> [INSTRUCTIONS FOR THE TASK] Scan the entries below and report only how many lines contain "next".

(Records contained in a dataset)
** start **

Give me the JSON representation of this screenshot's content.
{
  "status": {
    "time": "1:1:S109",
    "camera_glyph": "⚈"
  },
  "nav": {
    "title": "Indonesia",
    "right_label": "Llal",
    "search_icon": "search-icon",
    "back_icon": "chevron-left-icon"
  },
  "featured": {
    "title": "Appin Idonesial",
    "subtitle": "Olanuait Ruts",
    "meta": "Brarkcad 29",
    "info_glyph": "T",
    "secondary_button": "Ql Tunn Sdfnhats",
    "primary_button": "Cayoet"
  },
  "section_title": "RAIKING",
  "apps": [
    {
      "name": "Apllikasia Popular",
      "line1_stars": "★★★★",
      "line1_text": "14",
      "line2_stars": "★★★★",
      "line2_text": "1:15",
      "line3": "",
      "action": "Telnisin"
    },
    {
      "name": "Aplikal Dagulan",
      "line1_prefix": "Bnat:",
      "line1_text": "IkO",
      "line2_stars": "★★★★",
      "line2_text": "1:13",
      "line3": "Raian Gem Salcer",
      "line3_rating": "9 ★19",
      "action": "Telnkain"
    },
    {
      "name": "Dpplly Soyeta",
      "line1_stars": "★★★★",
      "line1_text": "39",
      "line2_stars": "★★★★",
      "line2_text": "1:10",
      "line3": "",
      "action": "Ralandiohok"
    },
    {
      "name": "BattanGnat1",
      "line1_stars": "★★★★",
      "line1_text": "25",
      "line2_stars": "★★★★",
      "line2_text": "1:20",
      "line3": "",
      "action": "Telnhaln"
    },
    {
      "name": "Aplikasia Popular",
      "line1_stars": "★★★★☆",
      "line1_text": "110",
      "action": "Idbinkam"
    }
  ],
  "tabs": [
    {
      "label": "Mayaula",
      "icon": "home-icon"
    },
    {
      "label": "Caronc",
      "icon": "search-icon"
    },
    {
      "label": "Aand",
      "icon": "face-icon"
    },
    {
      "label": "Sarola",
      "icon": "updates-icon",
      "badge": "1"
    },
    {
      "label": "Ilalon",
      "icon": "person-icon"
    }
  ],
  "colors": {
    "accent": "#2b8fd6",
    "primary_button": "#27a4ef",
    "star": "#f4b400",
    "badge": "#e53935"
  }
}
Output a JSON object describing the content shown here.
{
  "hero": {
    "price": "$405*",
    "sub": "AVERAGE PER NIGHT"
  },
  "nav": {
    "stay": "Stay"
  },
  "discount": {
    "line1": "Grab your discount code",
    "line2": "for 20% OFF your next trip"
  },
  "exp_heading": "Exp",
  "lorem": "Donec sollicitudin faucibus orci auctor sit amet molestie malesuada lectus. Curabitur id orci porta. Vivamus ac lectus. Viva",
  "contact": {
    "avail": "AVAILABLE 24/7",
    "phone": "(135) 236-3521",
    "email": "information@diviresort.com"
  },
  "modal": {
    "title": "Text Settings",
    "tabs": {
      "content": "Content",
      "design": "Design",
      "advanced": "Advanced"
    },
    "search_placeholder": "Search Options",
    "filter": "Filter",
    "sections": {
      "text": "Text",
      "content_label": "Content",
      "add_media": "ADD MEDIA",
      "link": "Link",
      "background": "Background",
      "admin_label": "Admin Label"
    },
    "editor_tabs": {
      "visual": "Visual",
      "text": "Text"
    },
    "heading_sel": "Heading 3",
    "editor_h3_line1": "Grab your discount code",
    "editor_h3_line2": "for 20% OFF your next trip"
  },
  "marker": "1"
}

** end **
** start **

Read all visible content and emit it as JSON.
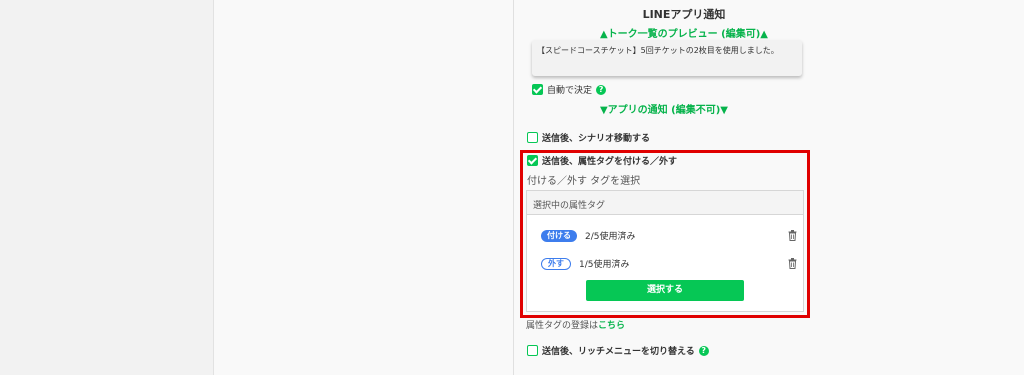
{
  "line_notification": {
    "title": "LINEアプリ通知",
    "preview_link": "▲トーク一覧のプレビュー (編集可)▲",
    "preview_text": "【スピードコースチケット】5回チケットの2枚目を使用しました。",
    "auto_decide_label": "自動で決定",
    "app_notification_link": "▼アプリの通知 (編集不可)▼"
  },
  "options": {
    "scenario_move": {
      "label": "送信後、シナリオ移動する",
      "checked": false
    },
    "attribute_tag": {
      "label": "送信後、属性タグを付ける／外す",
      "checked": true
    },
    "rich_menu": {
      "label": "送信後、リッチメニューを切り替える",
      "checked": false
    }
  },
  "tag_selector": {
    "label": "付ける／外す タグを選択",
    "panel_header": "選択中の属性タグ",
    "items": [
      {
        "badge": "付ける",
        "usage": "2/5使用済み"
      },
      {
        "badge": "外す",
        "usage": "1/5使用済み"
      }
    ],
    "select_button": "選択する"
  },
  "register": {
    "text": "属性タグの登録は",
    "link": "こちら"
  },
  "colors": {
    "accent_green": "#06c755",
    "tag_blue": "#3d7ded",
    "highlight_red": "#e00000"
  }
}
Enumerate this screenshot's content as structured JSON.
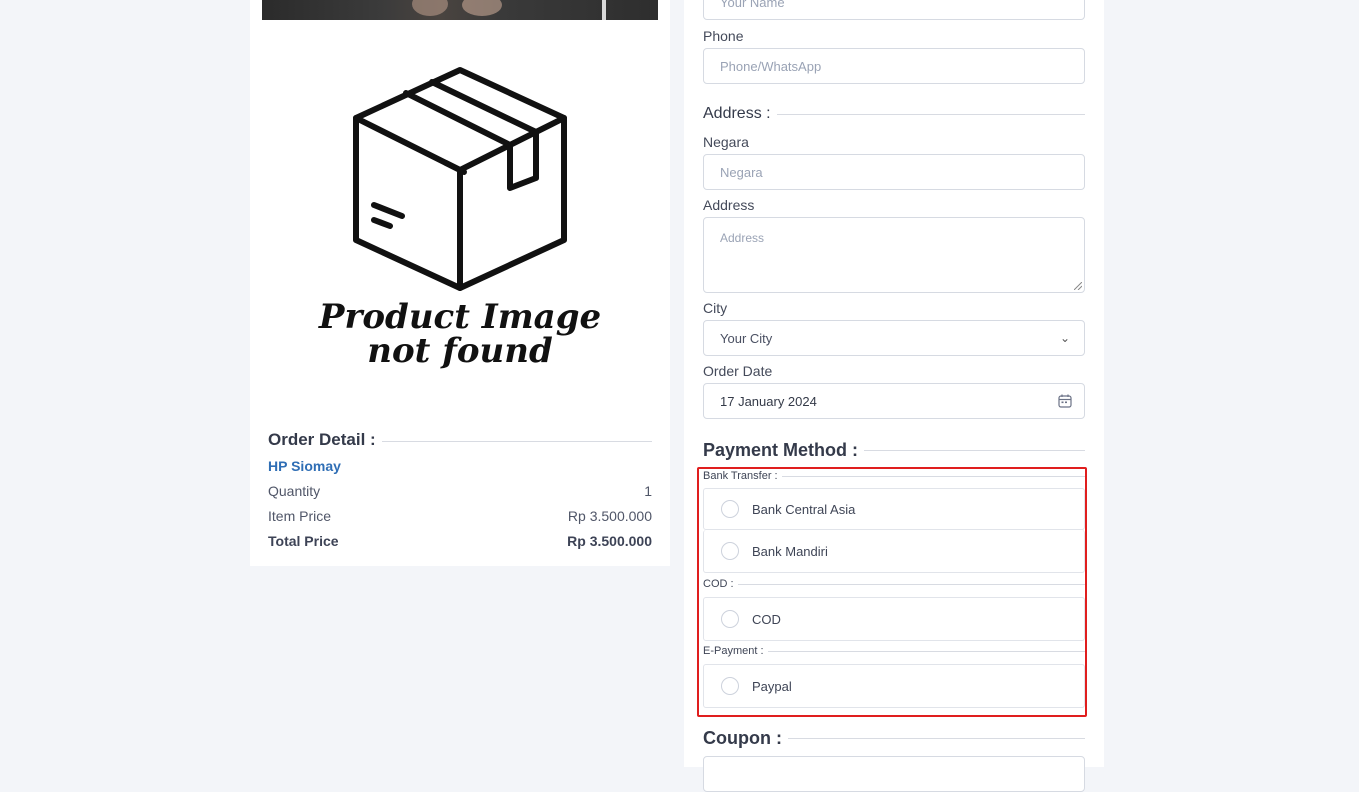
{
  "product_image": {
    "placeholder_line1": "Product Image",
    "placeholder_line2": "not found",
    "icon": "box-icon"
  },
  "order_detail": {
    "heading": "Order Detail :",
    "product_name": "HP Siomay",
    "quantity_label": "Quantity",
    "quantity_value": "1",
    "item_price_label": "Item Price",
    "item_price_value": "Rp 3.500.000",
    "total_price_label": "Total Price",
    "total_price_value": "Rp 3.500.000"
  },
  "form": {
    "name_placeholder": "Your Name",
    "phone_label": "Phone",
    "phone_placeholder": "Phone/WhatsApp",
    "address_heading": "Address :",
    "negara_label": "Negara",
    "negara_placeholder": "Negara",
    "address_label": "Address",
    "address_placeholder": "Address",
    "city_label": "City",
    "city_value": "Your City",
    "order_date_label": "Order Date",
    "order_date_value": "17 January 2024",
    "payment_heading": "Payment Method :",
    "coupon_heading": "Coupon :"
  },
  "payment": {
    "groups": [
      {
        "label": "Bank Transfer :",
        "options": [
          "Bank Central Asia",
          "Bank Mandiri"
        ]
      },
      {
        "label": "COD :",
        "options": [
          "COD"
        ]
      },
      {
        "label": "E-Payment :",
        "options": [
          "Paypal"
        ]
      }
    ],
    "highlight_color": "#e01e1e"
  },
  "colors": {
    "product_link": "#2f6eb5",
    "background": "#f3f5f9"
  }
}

** end **
** start **

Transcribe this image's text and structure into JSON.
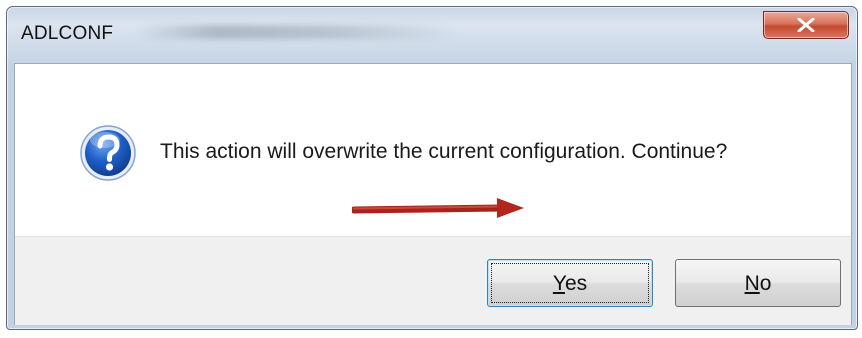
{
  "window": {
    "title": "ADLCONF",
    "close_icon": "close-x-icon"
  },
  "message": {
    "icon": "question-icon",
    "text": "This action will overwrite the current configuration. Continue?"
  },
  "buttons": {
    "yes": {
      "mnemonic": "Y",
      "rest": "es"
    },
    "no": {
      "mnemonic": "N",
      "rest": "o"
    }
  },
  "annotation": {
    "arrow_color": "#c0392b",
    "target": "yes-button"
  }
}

** end **

> [SOLVED EXERCISE] 2